=== ENTRIES PROVIDED ===
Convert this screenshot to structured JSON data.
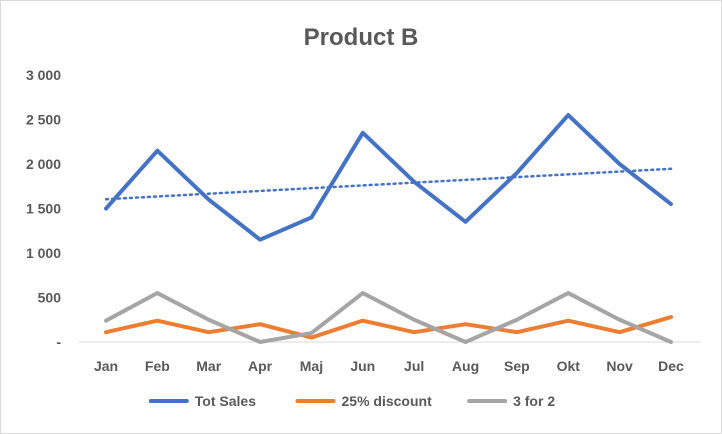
{
  "chart_data": {
    "type": "line",
    "title": "Product B",
    "xlabel": "",
    "ylabel": "",
    "categories": [
      "Jan",
      "Feb",
      "Mar",
      "Apr",
      "Maj",
      "Jun",
      "Jul",
      "Aug",
      "Sep",
      "Okt",
      "Nov",
      "Dec"
    ],
    "y_ticks": [
      "-",
      "500",
      "1 000",
      "1 500",
      "2 000",
      "2 500",
      "3 000"
    ],
    "ylim": [
      0,
      3000
    ],
    "grid": false,
    "legend_position": "bottom",
    "series": [
      {
        "name": "Tot Sales",
        "color": "#4472C4",
        "values": [
          1500,
          2150,
          1600,
          1150,
          1400,
          2350,
          1800,
          1350,
          1900,
          2550,
          2000,
          1550
        ]
      },
      {
        "name": "25% discount",
        "color": "#ED7D31",
        "values": [
          110,
          240,
          110,
          200,
          50,
          240,
          110,
          200,
          110,
          240,
          110,
          280
        ]
      },
      {
        "name": "3 for 2",
        "color": "#A5A5A5",
        "values": [
          240,
          550,
          250,
          0,
          100,
          550,
          250,
          0,
          250,
          550,
          250,
          0
        ]
      }
    ],
    "trendline": {
      "series": "Tot Sales",
      "style": "dotted linear",
      "color": "#4472C4"
    }
  }
}
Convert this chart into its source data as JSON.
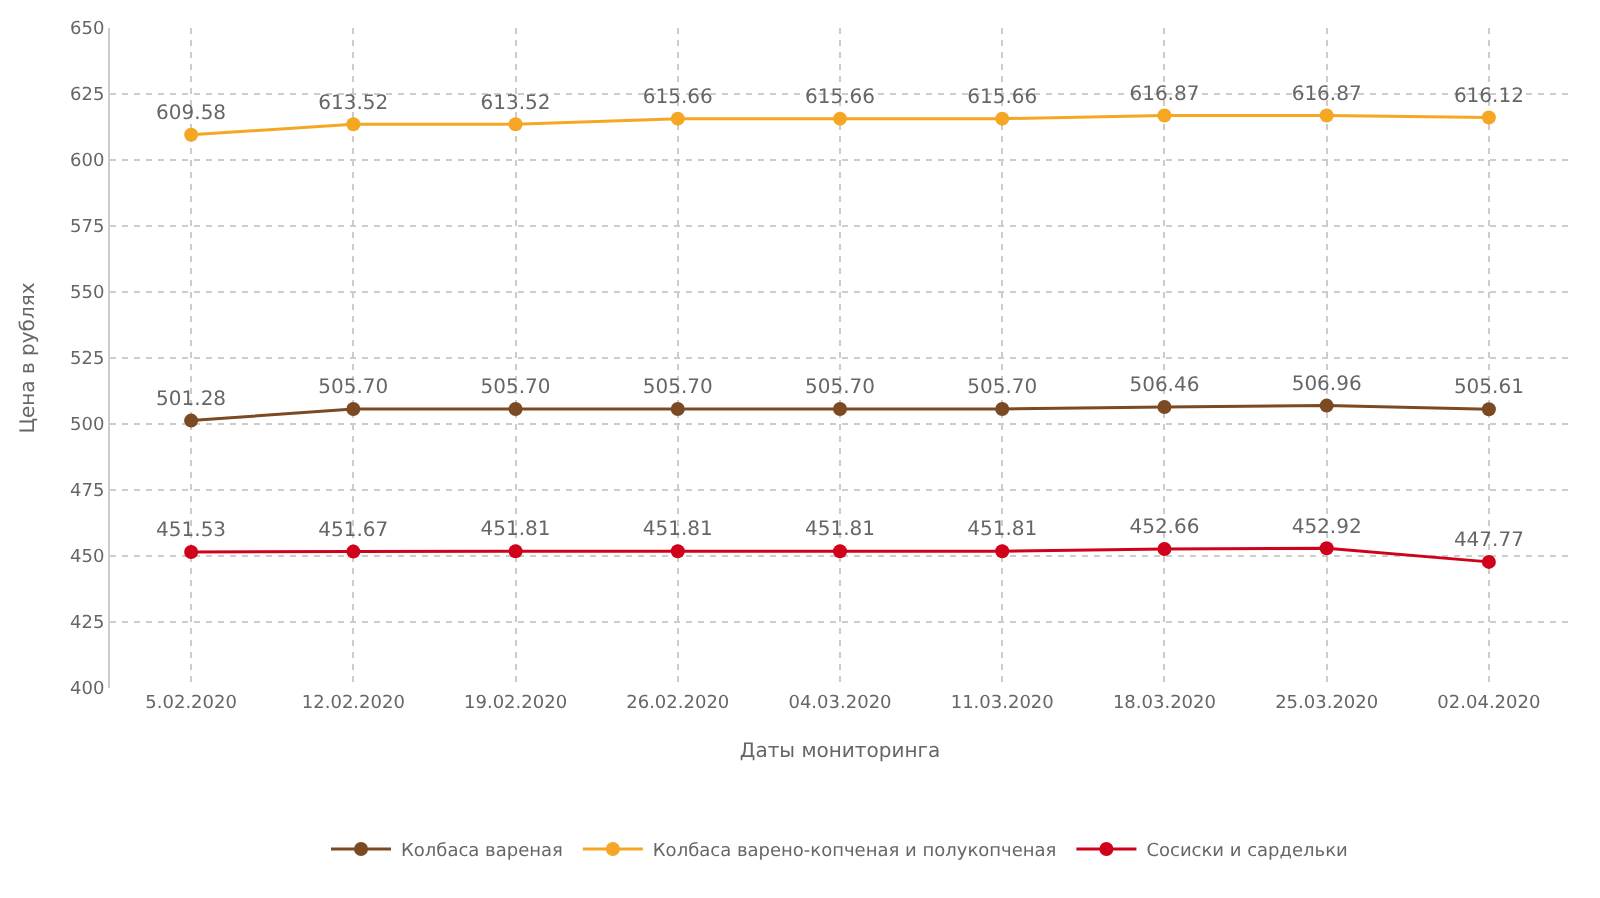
{
  "chart_data": {
    "type": "line",
    "xlabel": "Даты мониторинга",
    "ylabel": "Цена в рублях",
    "categories": [
      "5.02.2020",
      "12.02.2020",
      "19.02.2020",
      "26.02.2020",
      "04.03.2020",
      "11.03.2020",
      "18.03.2020",
      "25.03.2020",
      "02.04.2020"
    ],
    "series": [
      {
        "name": "Колбаса вареная",
        "color": "#7b4a23",
        "values": [
          501.28,
          505.7,
          505.7,
          505.7,
          505.7,
          505.7,
          506.46,
          506.96,
          505.61
        ],
        "value_labels": [
          "501.28",
          "505.70",
          "505.70",
          "505.70",
          "505.70",
          "505.70",
          "506.46",
          "506.96",
          "505.61"
        ]
      },
      {
        "name": "Колбаса варено-копченая и полукопченая",
        "color": "#f5a623",
        "values": [
          609.58,
          613.52,
          613.52,
          615.66,
          615.66,
          615.66,
          616.87,
          616.87,
          616.12
        ],
        "value_labels": [
          "609.58",
          "613.52",
          "613.52",
          "615.66",
          "615.66",
          "615.66",
          "616.87",
          "616.87",
          "616.12"
        ]
      },
      {
        "name": "Сосиски и сардельки",
        "color": "#d0021b",
        "values": [
          451.53,
          451.67,
          451.81,
          451.81,
          451.81,
          451.81,
          452.66,
          452.92,
          447.77
        ],
        "value_labels": [
          "451.53",
          "451.67",
          "451.81",
          "451.81",
          "451.81",
          "451.81",
          "452.66",
          "452.92",
          "447.77"
        ]
      }
    ],
    "ylim": [
      400,
      650
    ],
    "yticks": [
      400,
      425,
      450,
      475,
      500,
      525,
      550,
      575,
      600,
      625,
      650
    ],
    "grid": true,
    "legend": "bottom",
    "marker": "circle",
    "line_style": "solid"
  }
}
===
→ **WRITTEN INSTRUCTION**
Repeat each entry above word for word, leaving every picture out.

→ **RIGHT ANSWER**
Convert this screenshot to structured JSON data.
{
  "chart_data": {
    "type": "line",
    "title": "Product B",
    "xlabel": "",
    "ylabel": "",
    "categories": [
      "Jan",
      "Feb",
      "Mar",
      "Apr",
      "Maj",
      "Jun",
      "Jul",
      "Aug",
      "Sep",
      "Okt",
      "Nov",
      "Dec"
    ],
    "y_ticks": [
      "-",
      "500",
      "1 000",
      "1 500",
      "2 000",
      "2 500",
      "3 000"
    ],
    "ylim": [
      0,
      3000
    ],
    "grid": false,
    "legend_position": "bottom",
    "series": [
      {
        "name": "Tot Sales",
        "color": "#4472C4",
        "values": [
          1500,
          2150,
          1600,
          1150,
          1400,
          2350,
          1800,
          1350,
          1900,
          2550,
          2000,
          1550
        ]
      },
      {
        "name": "25% discount",
        "color": "#ED7D31",
        "values": [
          110,
          240,
          110,
          200,
          50,
          240,
          110,
          200,
          110,
          240,
          110,
          280
        ]
      },
      {
        "name": "3 for 2",
        "color": "#A5A5A5",
        "values": [
          240,
          550,
          250,
          0,
          100,
          550,
          250,
          0,
          250,
          550,
          250,
          0
        ]
      }
    ],
    "trendline": {
      "series": "Tot Sales",
      "style": "dotted linear",
      "color": "#4472C4"
    }
  }
}
Convert this chart into its source data as JSON.
{
  "chart_data": {
    "type": "line",
    "xlabel": "Даты мониторинга",
    "ylabel": "Цена в рублях",
    "categories": [
      "5.02.2020",
      "12.02.2020",
      "19.02.2020",
      "26.02.2020",
      "04.03.2020",
      "11.03.2020",
      "18.03.2020",
      "25.03.2020",
      "02.04.2020"
    ],
    "series": [
      {
        "name": "Колбаса вареная",
        "color": "#7b4a23",
        "values": [
          501.28,
          505.7,
          505.7,
          505.7,
          505.7,
          505.7,
          506.46,
          506.96,
          505.61
        ],
        "value_labels": [
          "501.28",
          "505.70",
          "505.70",
          "505.70",
          "505.70",
          "505.70",
          "506.46",
          "506.96",
          "505.61"
        ]
      },
      {
        "name": "Колбаса варено-копченая и полукопченая",
        "color": "#f5a623",
        "values": [
          609.58,
          613.52,
          613.52,
          615.66,
          615.66,
          615.66,
          616.87,
          616.87,
          616.12
        ],
        "value_labels": [
          "609.58",
          "613.52",
          "613.52",
          "615.66",
          "615.66",
          "615.66",
          "616.87",
          "616.87",
          "616.12"
        ]
      },
      {
        "name": "Сосиски и сардельки",
        "color": "#d0021b",
        "values": [
          451.53,
          451.67,
          451.81,
          451.81,
          451.81,
          451.81,
          452.66,
          452.92,
          447.77
        ],
        "value_labels": [
          "451.53",
          "451.67",
          "451.81",
          "451.81",
          "451.81",
          "451.81",
          "452.66",
          "452.92",
          "447.77"
        ]
      }
    ],
    "ylim": [
      400,
      650
    ],
    "yticks": [
      400,
      425,
      450,
      475,
      500,
      525,
      550,
      575,
      600,
      625,
      650
    ],
    "grid": true,
    "legend": "bottom",
    "marker": "circle",
    "line_style": "solid"
  }
}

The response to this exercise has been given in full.